**Brief:**
From the passage on measuring binding, transcribe everything from "Besides the concentrations" down to "measures the third.".

**Supplied passage:**

Measuring Binding

We often want to measure the binding of a ligand, another molecule, usually small, to a protein molecule, whether the protein is an enzyme and the ligand is the first substrate, or the protein is something else whose behavior is affected by binding of the ligand.  How do we measure binding?  What do we want to measure?  In the simplest case we are concerned with the binding of ligand L to protein P, P + L PL, more generally P + nL PLn.  We want to measure the dissociation constant Kd = [P][L]/[PL] and the number of sites n.  With a pure pro­tein of well-defined mol. wt. n expresses the number of sites per protein mole­cule, with a fairly pure pro­tein and an assumption as to the number of sites n expresses the concentration of the protein and thus its purity; with a crude preparation n expresses the number of sites per mg protein in the preparation, for instance a membrane preparation containing bound receptor proteins.

Besides the concentrations [P], [L] of free protein and ligand, we are also concerned with the total concentrations of protein and ligand, [P]0 and [L]0.  These are typically more easily measured than the concentrations of free protein and ligand, particularly the latter when [P]0   [L]0.  [P]0 = [P] + [PL] and [L]0 = [L] + [PL], so a measurement of any two thus measures the third.

**Input data:**
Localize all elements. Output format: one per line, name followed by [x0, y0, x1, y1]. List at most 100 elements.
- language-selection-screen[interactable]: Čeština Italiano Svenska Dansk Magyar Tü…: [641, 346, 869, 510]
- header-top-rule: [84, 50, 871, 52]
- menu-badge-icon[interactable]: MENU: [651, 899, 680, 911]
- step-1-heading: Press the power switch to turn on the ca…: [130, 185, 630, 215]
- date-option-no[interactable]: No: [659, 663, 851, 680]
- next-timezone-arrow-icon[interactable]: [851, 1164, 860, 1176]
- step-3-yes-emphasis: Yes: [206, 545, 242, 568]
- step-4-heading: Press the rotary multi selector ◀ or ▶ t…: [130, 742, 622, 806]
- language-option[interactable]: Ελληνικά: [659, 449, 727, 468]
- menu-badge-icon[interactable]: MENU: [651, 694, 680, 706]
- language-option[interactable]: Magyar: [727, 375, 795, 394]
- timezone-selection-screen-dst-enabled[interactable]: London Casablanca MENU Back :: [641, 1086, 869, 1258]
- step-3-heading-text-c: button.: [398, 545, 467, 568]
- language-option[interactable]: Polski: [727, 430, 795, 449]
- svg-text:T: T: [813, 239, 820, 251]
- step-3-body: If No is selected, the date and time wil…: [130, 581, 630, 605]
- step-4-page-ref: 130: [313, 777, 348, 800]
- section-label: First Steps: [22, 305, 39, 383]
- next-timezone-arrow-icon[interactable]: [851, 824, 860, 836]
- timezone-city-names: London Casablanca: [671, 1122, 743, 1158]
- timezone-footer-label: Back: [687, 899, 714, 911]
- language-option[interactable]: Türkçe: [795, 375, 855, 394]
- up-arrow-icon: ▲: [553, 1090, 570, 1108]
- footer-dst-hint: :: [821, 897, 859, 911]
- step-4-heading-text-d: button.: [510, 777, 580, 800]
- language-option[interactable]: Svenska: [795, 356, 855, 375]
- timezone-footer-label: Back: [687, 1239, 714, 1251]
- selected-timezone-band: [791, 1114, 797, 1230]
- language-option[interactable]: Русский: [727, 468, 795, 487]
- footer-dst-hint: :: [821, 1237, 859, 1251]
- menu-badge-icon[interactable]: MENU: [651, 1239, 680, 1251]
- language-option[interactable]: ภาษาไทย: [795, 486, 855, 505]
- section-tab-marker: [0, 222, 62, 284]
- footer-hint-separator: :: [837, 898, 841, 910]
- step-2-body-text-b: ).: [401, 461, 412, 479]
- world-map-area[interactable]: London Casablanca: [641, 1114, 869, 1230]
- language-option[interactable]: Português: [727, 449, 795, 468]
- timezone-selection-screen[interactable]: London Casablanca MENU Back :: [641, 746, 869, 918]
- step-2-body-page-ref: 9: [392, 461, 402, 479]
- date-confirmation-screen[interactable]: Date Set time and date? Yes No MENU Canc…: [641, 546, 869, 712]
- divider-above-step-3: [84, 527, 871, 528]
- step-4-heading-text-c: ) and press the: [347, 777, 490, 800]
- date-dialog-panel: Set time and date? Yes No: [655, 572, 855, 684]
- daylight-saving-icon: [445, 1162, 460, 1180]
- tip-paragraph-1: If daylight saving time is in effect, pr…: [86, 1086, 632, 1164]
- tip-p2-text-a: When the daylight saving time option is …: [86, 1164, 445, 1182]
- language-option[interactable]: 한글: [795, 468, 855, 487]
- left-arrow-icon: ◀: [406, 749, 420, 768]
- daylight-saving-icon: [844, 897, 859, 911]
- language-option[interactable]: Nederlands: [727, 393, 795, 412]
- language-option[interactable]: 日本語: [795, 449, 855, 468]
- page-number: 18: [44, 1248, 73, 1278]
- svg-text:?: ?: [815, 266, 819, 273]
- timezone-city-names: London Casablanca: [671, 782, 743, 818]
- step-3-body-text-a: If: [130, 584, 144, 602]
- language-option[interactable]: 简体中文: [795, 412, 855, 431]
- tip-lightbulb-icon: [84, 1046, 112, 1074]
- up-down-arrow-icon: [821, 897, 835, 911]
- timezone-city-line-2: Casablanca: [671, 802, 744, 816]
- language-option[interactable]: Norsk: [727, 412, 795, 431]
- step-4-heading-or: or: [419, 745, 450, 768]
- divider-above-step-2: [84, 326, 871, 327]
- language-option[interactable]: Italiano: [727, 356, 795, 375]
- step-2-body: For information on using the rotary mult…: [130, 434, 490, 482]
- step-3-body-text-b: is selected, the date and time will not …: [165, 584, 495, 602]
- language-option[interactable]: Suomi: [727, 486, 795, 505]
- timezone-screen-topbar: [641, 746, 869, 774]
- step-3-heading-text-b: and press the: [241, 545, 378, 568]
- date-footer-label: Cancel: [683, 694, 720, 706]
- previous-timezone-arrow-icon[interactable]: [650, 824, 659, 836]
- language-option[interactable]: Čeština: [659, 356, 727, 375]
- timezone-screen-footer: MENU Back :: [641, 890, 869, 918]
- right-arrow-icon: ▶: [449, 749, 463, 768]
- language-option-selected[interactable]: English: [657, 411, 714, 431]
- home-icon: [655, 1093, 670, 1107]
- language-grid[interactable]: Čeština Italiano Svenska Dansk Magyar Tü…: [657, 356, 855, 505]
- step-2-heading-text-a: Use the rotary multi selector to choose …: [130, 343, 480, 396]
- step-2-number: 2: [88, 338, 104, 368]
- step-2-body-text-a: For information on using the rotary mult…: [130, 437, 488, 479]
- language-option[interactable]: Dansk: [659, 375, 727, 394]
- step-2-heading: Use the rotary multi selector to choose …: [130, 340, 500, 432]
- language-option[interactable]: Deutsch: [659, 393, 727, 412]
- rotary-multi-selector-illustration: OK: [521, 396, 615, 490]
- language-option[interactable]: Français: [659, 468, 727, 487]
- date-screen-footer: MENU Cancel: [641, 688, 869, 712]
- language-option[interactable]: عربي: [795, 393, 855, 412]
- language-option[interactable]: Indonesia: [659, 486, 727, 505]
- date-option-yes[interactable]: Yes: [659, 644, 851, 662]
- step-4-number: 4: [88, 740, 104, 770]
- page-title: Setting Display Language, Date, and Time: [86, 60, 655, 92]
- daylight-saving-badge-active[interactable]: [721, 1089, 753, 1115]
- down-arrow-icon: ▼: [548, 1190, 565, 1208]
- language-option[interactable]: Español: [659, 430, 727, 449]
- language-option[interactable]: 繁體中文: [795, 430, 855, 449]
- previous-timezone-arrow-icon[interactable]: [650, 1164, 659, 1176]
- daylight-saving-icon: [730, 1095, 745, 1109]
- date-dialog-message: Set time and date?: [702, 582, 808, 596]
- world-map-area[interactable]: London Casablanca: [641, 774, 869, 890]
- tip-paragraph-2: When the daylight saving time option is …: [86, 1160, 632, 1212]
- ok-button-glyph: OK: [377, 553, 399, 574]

**Exercise response:**
Besides the concentrations [P], [L] of free protein and ligand, we are also concerned with the total concentrations of protein and ligand, [P]0 and [L]0.  These are typically more easily measured than the concentrations of free protein and ligand, particularly the latter when [P]0   [L]0.  [P]0 = [P] + [PL] and [L]0 = [L] + [PL], so a measurement of any two thus measures the third.